Work to complete:
Give only the number of lines in the material below that contain the string "elements", with case taken into account.

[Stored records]

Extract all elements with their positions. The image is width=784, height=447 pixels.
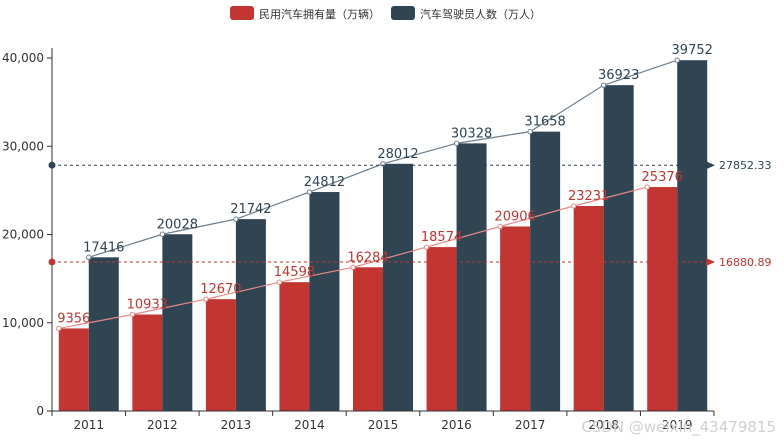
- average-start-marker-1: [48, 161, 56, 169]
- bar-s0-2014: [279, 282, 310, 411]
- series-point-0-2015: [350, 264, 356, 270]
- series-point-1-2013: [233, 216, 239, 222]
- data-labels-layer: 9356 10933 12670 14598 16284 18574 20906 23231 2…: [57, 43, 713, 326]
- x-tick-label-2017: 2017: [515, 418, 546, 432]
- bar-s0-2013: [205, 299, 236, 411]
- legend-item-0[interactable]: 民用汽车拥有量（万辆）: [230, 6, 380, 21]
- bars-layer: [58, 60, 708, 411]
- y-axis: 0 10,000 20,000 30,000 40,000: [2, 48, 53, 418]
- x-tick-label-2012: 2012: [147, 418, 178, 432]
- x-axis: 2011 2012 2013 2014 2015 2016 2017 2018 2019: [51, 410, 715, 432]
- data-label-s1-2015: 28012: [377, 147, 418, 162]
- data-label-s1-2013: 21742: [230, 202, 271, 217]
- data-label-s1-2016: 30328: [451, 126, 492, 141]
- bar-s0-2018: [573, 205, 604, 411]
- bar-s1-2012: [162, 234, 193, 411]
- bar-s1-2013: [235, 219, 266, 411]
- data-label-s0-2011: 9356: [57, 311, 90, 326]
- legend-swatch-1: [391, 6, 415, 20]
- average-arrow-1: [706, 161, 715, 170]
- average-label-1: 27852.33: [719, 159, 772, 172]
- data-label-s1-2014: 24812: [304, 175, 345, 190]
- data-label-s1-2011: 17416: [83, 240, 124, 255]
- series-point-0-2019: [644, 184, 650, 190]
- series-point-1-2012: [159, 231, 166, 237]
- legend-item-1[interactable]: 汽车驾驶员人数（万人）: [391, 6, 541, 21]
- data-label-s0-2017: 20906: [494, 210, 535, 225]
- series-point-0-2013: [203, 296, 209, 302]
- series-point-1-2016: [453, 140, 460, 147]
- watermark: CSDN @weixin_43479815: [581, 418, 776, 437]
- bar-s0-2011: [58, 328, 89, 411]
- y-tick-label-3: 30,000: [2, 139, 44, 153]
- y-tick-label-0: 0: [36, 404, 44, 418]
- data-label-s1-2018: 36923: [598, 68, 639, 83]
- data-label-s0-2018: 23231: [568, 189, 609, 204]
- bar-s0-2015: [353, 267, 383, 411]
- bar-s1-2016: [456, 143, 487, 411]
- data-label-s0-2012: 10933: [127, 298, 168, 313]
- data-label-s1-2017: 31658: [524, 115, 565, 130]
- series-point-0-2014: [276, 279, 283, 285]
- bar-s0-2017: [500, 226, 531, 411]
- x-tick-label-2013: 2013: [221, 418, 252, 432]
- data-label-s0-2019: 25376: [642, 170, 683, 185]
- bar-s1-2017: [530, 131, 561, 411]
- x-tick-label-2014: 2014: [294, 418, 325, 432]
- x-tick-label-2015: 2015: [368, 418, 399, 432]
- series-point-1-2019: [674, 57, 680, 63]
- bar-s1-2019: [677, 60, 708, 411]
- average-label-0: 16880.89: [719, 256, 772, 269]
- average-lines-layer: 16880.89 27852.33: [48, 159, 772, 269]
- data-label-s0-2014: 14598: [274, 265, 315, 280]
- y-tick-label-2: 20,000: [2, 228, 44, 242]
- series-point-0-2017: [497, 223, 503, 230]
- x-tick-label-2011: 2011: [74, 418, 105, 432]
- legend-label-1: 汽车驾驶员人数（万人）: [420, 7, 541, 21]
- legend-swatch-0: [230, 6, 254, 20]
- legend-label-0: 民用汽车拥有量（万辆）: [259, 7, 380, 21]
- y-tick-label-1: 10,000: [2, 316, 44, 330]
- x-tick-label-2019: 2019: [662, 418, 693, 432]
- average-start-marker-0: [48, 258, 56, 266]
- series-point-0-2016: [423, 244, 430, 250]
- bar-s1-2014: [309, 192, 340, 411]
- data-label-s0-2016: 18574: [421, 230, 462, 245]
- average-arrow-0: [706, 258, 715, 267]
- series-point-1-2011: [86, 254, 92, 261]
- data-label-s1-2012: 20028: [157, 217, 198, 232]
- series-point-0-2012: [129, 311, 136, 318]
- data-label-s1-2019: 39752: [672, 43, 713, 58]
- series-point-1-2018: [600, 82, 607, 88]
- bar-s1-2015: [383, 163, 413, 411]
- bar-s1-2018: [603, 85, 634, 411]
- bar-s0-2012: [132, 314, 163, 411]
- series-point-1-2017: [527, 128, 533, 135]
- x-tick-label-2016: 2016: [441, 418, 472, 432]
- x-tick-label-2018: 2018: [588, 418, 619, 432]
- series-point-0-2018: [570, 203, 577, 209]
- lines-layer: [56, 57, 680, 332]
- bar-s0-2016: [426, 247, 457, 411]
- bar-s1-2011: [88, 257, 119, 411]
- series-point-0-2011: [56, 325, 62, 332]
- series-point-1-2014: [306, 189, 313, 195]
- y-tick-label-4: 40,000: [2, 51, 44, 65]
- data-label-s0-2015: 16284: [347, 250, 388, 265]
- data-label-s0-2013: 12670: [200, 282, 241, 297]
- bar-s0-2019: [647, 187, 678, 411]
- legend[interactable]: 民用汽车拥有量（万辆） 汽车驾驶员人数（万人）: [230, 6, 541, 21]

==

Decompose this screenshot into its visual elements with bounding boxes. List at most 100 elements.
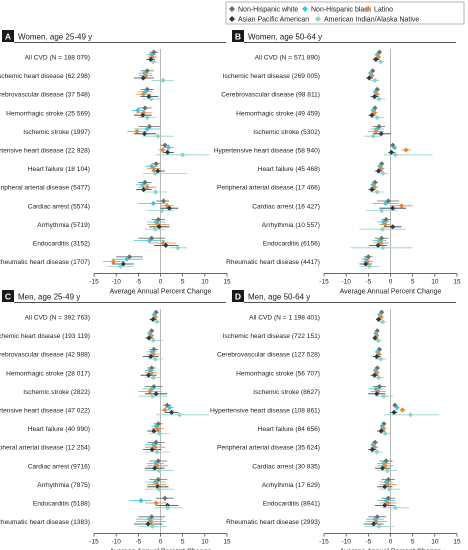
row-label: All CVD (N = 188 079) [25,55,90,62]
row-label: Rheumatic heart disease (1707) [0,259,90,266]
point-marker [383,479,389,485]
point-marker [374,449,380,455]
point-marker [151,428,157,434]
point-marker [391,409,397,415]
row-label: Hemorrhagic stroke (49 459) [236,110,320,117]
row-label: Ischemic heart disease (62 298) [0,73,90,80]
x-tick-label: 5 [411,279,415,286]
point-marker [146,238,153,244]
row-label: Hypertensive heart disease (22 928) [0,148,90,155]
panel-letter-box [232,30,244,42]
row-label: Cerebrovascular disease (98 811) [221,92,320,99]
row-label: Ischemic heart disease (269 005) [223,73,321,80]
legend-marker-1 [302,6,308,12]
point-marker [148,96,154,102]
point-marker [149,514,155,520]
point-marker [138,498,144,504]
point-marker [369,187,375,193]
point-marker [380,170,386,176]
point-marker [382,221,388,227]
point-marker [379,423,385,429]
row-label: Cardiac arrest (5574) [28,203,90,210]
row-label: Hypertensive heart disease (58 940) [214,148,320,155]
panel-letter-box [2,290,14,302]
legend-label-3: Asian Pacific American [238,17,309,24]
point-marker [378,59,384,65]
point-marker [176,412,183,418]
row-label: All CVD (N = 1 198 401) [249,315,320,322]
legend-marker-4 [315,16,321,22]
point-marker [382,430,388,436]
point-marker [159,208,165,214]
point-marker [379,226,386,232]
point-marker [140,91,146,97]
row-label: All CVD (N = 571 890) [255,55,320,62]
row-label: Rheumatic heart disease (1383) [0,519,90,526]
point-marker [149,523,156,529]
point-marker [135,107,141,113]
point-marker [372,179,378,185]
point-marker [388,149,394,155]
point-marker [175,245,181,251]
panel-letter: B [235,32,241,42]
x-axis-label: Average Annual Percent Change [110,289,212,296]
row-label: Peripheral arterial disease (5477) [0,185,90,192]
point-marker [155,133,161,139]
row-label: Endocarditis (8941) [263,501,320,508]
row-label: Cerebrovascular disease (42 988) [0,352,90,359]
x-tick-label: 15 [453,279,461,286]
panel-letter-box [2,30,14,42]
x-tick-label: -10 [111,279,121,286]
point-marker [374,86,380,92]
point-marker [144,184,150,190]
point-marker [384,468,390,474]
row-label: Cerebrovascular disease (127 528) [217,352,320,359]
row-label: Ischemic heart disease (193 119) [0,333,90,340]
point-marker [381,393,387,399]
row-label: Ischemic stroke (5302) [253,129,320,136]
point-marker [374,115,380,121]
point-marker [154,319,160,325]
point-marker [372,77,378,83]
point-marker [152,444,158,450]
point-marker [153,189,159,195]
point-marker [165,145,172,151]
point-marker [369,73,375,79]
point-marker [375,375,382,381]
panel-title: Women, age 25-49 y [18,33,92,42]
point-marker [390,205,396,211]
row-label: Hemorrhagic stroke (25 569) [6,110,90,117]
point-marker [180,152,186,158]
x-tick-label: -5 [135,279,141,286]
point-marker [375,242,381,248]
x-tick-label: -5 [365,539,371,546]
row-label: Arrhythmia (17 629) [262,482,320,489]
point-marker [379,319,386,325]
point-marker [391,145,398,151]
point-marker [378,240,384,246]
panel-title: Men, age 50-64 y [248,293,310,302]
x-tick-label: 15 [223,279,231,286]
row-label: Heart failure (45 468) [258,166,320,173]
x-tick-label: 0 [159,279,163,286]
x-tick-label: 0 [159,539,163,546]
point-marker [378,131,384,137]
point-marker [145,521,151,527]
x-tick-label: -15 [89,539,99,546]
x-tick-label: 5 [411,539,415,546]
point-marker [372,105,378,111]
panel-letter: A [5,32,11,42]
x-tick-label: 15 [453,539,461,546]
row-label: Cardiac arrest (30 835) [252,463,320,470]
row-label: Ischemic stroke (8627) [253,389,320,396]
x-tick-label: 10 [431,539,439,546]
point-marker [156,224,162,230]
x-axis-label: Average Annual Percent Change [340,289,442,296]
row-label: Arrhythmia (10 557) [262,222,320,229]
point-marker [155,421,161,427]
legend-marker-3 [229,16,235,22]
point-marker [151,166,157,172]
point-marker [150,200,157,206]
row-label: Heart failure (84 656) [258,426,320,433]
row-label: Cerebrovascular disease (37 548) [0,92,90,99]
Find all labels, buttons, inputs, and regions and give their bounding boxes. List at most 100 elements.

Solution below:
3